(Bounding box entries)
>> START
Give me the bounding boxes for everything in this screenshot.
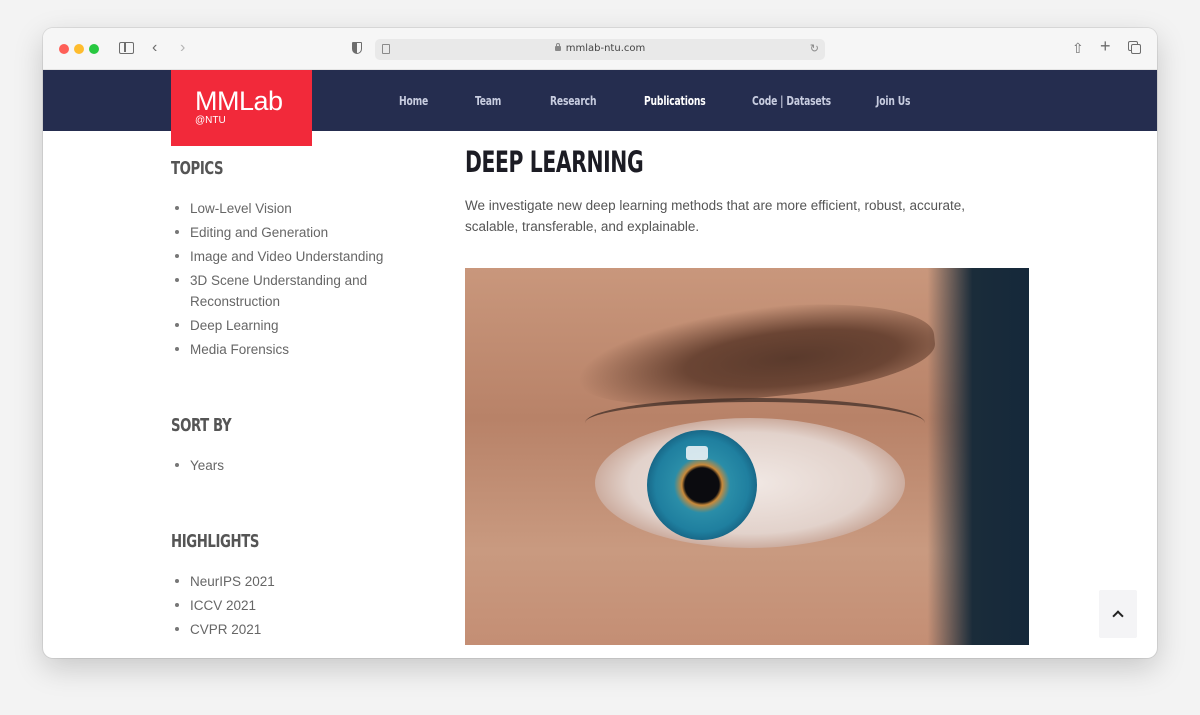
close-window-button[interactable] [59, 44, 69, 54]
share-icon[interactable]: ⇧ [1072, 41, 1084, 55]
lock-icon [554, 43, 561, 51]
highlight-item[interactable]: CVPR 2021 [171, 619, 275, 643]
nav-join-us[interactable]: Join Us [876, 94, 910, 108]
sidebar-icon[interactable] [119, 42, 134, 54]
topics-heading: TOPICS [171, 158, 224, 179]
sort-item-years[interactable]: Years [171, 455, 224, 479]
chevron-up-icon [1112, 610, 1124, 622]
topic-item[interactable]: 3D Scene Understanding and Reconstructio… [171, 270, 381, 315]
url-display[interactable]: mmlab-ntu.com [375, 43, 825, 54]
hero-image [465, 268, 1029, 645]
page-title: DEEP LEARNING [465, 145, 644, 179]
browser-window: ‹ › mmlab-ntu.com ↻ ⇧ + MMLab @NTU Home … [43, 28, 1157, 658]
topic-item[interactable]: Low-Level Vision [171, 198, 383, 222]
browser-toolbar: ‹ › mmlab-ntu.com ↻ ⇧ + [43, 28, 1157, 70]
plus-icon[interactable]: + [1100, 37, 1111, 55]
topic-item[interactable]: Media Forensics [171, 339, 383, 363]
url-text: mmlab-ntu.com [565, 43, 646, 54]
page-description: We investigate new deep learning methods… [465, 198, 966, 234]
nav-research[interactable]: Research [550, 94, 596, 108]
shield-icon[interactable] [352, 42, 362, 54]
topic-item[interactable]: Image and Video Understanding [171, 246, 383, 270]
eyelid-shape [585, 398, 925, 448]
sort-by-heading: SORT BY [171, 415, 232, 436]
topic-item[interactable]: Editing and Generation [171, 222, 383, 246]
topics-list: Low-Level Vision Editing and Generation … [171, 198, 383, 363]
logo-subtext: @NTU [195, 115, 226, 126]
minimize-window-button[interactable] [74, 44, 84, 54]
nav-publications[interactable]: Publications [644, 94, 706, 108]
chevron-left-icon[interactable]: ‹ [152, 40, 157, 56]
sort-by-list: Years [171, 455, 224, 479]
site-logo[interactable]: MMLab @NTU [171, 70, 312, 146]
highlight-item[interactable]: NeurIPS 2021 [171, 571, 275, 595]
topic-item[interactable]: Deep Learning [171, 315, 383, 339]
back-to-top-button[interactable] [1099, 590, 1137, 638]
chevron-right-icon[interactable]: › [180, 40, 185, 56]
highlights-heading: HIGHLIGHTS [171, 531, 259, 552]
nav-team[interactable]: Team [475, 94, 501, 108]
nav-home[interactable]: Home [399, 94, 428, 108]
address-bar[interactable]: mmlab-ntu.com ↻ [375, 39, 825, 60]
highlights-list: NeurIPS 2021 ICCV 2021 CVPR 2021 [171, 571, 275, 643]
reload-icon[interactable]: ↻ [810, 42, 819, 55]
highlight-item[interactable]: ICCV 2021 [171, 595, 275, 619]
nav-code-datasets[interactable]: Code | Datasets [752, 94, 831, 108]
logo-text: MMLab [195, 86, 283, 116]
eye-glint [686, 446, 708, 460]
zoom-window-button[interactable] [89, 44, 99, 54]
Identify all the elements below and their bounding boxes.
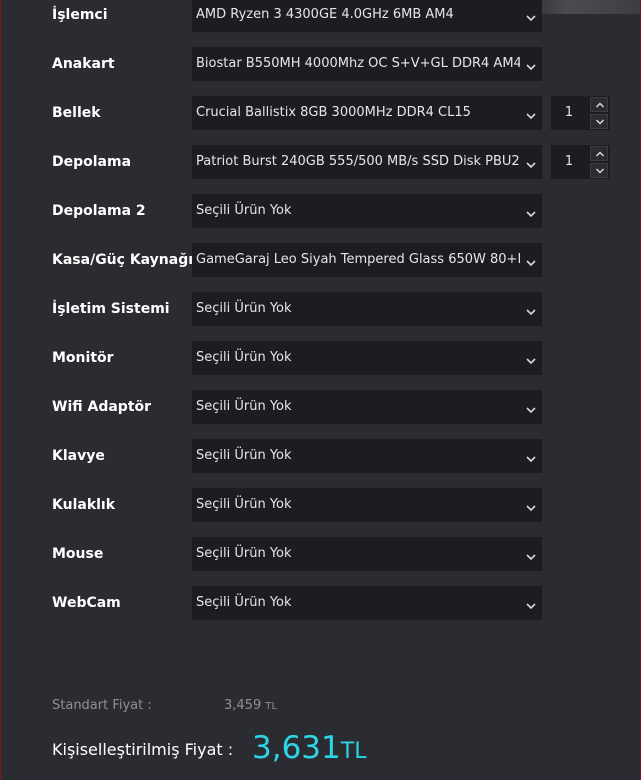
>> END
§ Given task
Return every line of the records above unchanged, omitting only the pictures.

§ Expected answer
Give me the bounding boxes for everything in this screenshot.
close-window-button[interactable] [59, 44, 69, 54]
share-icon[interactable]: ⇧ [1072, 41, 1084, 55]
lock-icon [554, 43, 561, 51]
highlight-item[interactable]: CVPR 2021 [171, 619, 275, 643]
nav-join-us[interactable]: Join Us [876, 94, 910, 108]
sidebar-icon[interactable] [119, 42, 134, 54]
topics-heading: TOPICS [171, 158, 224, 179]
sort-item-years[interactable]: Years [171, 455, 224, 479]
chevron-up-icon [1112, 610, 1124, 622]
topic-item[interactable]: 3D Scene Understanding and Reconstructio… [171, 270, 381, 315]
url-display[interactable]: mmlab-ntu.com [375, 43, 825, 54]
hero-image [465, 268, 1029, 645]
page-title: DEEP LEARNING [465, 145, 644, 179]
browser-window: ‹ › mmlab-ntu.com ↻ ⇧ + MMLab @NTU Home … [43, 28, 1157, 658]
topic-item[interactable]: Low-Level Vision [171, 198, 383, 222]
browser-toolbar: ‹ › mmlab-ntu.com ↻ ⇧ + [43, 28, 1157, 70]
plus-icon[interactable]: + [1100, 37, 1111, 55]
topic-item[interactable]: Media Forensics [171, 339, 383, 363]
url-text: mmlab-ntu.com [565, 43, 646, 54]
page-description: We investigate new deep learning methods… [465, 198, 966, 234]
nav-research[interactable]: Research [550, 94, 596, 108]
shield-icon[interactable] [352, 42, 362, 54]
topic-item[interactable]: Image and Video Understanding [171, 246, 383, 270]
eyelid-shape [585, 398, 925, 448]
sort-by-heading: SORT BY [171, 415, 232, 436]
topic-item[interactable]: Editing and Generation [171, 222, 383, 246]
topics-list: Low-Level Vision Editing and Generation … [171, 198, 383, 363]
logo-subtext: @NTU [195, 115, 226, 126]
minimize-window-button[interactable] [74, 44, 84, 54]
nav-publications[interactable]: Publications [644, 94, 706, 108]
chevron-left-icon[interactable]: ‹ [152, 40, 157, 56]
sort-by-list: Years [171, 455, 224, 479]
site-logo[interactable]: MMLab @NTU [171, 70, 312, 146]
highlight-item[interactable]: NeurIPS 2021 [171, 571, 275, 595]
topic-item[interactable]: Deep Learning [171, 315, 383, 339]
back-to-top-button[interactable] [1099, 590, 1137, 638]
chevron-right-icon[interactable]: › [180, 40, 185, 56]
highlights-heading: HIGHLIGHTS [171, 531, 259, 552]
nav-team[interactable]: Team [475, 94, 501, 108]
nav-home[interactable]: Home [399, 94, 428, 108]
address-bar[interactable]: mmlab-ntu.com ↻ [375, 39, 825, 60]
highlights-list: NeurIPS 2021 ICCV 2021 CVPR 2021 [171, 571, 275, 643]
reload-icon[interactable]: ↻ [810, 42, 819, 55]
highlight-item[interactable]: ICCV 2021 [171, 595, 275, 619]
nav-code-datasets[interactable]: Code | Datasets [752, 94, 831, 108]
logo-text: MMLab [195, 86, 283, 116]
eye-glint [686, 446, 708, 460]
zoom-window-button[interactable] [89, 44, 99, 54]
Identify all the elements below and their bounding boxes.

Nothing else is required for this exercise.